◆ TO DO
Gather every line holding the string "minds".

- - - - -

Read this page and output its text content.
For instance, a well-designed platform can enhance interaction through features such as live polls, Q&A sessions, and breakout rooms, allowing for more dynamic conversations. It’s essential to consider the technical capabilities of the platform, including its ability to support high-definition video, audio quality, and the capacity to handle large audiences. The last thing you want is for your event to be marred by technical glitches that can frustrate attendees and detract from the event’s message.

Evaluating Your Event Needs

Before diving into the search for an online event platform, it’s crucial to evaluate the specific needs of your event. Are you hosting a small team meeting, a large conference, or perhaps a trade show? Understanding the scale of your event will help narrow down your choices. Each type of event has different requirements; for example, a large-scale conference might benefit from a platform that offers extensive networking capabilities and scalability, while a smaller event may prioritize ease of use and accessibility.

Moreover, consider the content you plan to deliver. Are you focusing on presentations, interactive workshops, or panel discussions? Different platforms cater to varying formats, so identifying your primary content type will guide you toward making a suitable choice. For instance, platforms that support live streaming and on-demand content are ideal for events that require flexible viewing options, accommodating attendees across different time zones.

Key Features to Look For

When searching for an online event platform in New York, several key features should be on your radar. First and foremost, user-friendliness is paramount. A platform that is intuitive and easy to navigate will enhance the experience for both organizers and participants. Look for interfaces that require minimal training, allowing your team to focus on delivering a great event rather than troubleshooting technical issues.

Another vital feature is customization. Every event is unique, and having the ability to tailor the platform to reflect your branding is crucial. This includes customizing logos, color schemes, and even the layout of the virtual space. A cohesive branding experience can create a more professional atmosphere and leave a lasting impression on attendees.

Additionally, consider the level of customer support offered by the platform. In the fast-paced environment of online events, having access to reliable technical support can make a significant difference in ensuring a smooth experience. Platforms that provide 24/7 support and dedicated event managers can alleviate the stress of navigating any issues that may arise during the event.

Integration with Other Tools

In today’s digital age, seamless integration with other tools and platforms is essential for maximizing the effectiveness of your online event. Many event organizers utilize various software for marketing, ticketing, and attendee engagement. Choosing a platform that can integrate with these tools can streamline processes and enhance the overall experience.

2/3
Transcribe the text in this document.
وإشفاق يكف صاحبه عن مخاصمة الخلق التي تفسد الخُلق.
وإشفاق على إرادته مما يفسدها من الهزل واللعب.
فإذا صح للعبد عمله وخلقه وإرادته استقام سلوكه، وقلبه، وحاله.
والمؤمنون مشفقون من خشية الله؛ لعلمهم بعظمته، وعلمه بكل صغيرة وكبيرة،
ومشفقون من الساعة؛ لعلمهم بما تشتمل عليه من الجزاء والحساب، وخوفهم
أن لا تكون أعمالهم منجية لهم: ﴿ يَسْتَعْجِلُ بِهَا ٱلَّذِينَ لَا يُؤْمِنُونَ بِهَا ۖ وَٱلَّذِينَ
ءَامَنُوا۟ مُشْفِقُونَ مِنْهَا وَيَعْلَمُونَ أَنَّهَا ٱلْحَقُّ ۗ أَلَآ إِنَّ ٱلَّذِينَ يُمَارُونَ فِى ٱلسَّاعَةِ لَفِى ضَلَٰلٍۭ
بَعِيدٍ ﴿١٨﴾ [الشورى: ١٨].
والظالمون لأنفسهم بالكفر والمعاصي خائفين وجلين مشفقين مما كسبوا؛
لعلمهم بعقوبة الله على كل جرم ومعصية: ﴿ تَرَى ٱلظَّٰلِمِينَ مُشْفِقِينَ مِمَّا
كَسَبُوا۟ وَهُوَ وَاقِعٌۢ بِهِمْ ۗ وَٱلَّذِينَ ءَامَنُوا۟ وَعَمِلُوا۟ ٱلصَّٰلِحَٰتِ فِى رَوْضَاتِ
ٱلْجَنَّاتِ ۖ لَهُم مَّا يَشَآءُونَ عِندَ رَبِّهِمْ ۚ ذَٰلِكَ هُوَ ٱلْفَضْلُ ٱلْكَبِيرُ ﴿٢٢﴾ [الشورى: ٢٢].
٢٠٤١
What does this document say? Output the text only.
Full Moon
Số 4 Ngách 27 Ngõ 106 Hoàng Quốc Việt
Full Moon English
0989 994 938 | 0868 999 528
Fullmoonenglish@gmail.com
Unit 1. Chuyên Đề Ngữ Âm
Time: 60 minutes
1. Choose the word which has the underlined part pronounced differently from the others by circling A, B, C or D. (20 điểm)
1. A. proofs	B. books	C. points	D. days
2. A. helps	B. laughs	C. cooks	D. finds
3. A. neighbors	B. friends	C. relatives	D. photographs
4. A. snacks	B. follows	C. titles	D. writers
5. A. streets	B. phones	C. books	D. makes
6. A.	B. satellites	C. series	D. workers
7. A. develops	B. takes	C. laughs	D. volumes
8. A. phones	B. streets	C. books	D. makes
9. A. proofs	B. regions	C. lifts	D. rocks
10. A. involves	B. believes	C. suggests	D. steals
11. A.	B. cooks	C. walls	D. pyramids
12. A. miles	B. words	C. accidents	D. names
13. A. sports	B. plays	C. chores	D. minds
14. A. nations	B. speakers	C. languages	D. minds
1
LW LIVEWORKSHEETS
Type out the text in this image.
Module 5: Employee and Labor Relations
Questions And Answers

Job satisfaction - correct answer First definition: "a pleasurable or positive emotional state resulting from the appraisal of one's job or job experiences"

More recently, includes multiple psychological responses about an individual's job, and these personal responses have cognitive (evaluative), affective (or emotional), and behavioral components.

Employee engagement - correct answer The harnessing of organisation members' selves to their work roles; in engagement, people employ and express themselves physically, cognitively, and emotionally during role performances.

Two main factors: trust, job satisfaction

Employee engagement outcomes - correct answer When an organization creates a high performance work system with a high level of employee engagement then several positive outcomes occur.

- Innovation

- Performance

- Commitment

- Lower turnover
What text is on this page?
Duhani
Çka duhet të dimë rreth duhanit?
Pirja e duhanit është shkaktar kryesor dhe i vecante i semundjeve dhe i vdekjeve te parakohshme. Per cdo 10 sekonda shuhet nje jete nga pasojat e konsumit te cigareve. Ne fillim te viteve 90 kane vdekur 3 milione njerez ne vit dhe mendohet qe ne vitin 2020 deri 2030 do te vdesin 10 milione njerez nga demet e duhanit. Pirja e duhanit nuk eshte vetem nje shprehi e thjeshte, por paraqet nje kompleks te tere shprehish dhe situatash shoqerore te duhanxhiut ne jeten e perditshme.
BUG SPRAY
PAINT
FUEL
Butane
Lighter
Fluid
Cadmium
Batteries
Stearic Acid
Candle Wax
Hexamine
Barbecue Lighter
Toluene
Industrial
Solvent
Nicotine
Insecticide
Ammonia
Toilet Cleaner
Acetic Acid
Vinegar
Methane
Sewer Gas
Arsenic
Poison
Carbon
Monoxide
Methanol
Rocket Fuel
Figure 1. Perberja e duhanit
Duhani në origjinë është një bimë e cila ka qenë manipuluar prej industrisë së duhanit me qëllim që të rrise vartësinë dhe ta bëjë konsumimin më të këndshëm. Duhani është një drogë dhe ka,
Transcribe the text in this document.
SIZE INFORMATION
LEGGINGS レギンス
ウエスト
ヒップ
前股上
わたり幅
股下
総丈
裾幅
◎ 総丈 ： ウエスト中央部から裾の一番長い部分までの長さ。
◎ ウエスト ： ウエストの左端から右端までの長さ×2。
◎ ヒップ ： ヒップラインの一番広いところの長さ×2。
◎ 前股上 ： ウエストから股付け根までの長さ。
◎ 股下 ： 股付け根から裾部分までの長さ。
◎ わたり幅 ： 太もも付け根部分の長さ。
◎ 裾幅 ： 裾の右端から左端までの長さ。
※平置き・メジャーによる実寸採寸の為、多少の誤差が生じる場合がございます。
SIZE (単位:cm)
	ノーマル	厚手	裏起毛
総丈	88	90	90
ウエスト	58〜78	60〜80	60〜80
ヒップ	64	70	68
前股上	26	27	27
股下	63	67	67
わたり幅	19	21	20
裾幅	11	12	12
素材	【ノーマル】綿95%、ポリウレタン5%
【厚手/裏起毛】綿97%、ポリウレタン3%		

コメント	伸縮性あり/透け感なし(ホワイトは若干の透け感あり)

- - - - -

◆ SOLUTION FOR THIS EXERCISE
13. A. sports	B. plays	C. chores	D. minds
14. A. nations	B. speakers	C. languages	D. minds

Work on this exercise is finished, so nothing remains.